> **Material for the task**:
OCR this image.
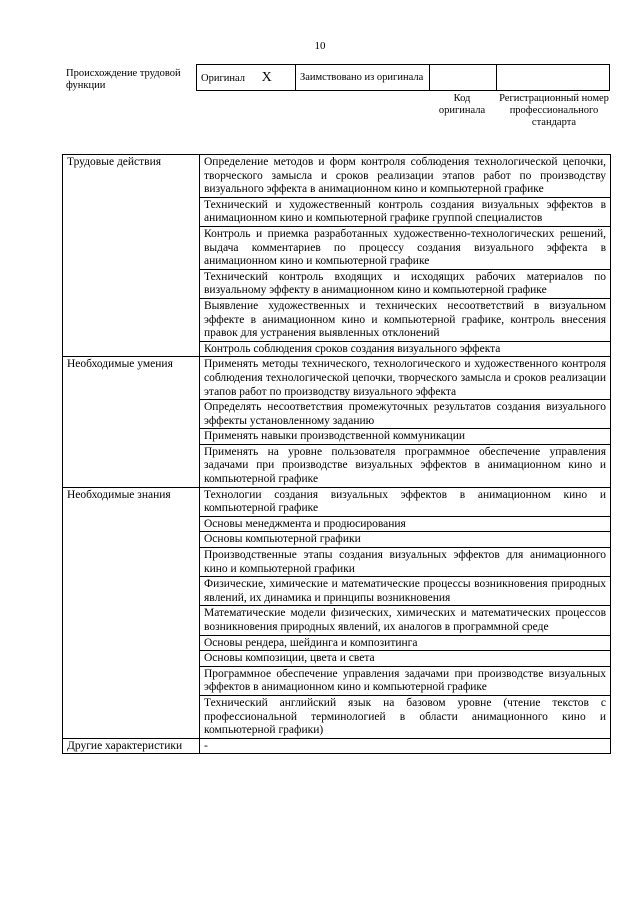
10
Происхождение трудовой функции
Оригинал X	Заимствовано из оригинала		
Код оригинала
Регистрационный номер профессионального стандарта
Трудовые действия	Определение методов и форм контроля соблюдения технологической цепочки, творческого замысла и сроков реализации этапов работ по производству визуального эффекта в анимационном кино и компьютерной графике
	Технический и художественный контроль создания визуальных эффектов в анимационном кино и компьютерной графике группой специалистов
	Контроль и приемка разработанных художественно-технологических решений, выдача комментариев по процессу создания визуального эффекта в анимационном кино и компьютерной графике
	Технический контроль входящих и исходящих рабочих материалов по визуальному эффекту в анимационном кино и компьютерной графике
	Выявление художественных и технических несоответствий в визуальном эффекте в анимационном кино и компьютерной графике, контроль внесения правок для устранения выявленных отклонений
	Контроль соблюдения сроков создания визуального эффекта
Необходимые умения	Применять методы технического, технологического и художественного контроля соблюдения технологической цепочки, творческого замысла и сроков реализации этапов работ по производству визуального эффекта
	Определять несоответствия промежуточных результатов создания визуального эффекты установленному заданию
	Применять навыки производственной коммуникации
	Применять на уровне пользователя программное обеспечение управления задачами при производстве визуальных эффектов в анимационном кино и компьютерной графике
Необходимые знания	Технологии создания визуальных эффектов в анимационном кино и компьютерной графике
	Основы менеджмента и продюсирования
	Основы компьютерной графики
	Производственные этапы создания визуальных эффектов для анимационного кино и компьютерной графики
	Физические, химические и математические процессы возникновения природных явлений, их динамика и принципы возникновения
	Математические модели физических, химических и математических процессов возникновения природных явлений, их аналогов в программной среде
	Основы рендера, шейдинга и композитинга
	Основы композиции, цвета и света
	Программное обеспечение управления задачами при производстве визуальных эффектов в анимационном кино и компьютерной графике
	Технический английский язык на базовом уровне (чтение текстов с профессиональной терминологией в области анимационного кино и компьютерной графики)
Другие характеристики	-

> **Task directions**:
Return the entries unchanged, save for the pictures, which do not belong in the copy.

> **Exercise answer**:
OCR this image.
10
Происхождение трудовой функции
Оригинал X	Заимствовано из оригинала		
Код оригинала
Регистрационный номер профессионального стандарта
Трудовые действия	Определение методов и форм контроля соблюдения технологической цепочки, творческого замысла и сроков реализации этапов работ по производству визуального эффекта в анимационном кино и компьютерной графике
	Технический и художественный контроль создания визуальных эффектов в анимационном кино и компьютерной графике группой специалистов
	Контроль и приемка разработанных художественно-технологических решений, выдача комментариев по процессу создания визуального эффекта в анимационном кино и компьютерной графике
	Технический контроль входящих и исходящих рабочих материалов по визуальному эффекту в анимационном кино и компьютерной графике
	Выявление художественных и технических несоответствий в визуальном эффекте в анимационном кино и компьютерной графике, контроль внесения правок для устранения выявленных отклонений
	Контроль соблюдения сроков создания визуального эффекта
Необходимые умения	Применять методы технического, технологического и художественного контроля соблюдения технологической цепочки, творческого замысла и сроков реализации этапов работ по производству визуального эффекта
	Определять несоответствия промежуточных результатов создания визуального эффекты установленному заданию
	Применять навыки производственной коммуникации
	Применять на уровне пользователя программное обеспечение управления задачами при производстве визуальных эффектов в анимационном кино и компьютерной графике
Необходимые знания	Технологии создания визуальных эффектов в анимационном кино и компьютерной графике
	Основы менеджмента и продюсирования
	Основы компьютерной графики
	Производственные этапы создания визуальных эффектов для анимационного кино и компьютерной графики
	Физические, химические и математические процессы возникновения природных явлений, их динамика и принципы возникновения
	Математические модели физических, химических и математических процессов возникновения природных явлений, их аналогов в программной среде
	Основы рендера, шейдинга и композитинга
	Основы композиции, цвета и света
	Программное обеспечение управления задачами при производстве визуальных эффектов в анимационном кино и компьютерной графике
	Технический английский язык на базовом уровне (чтение текстов с профессиональной терминологией в области анимационного кино и компьютерной графики)
Другие характеристики	-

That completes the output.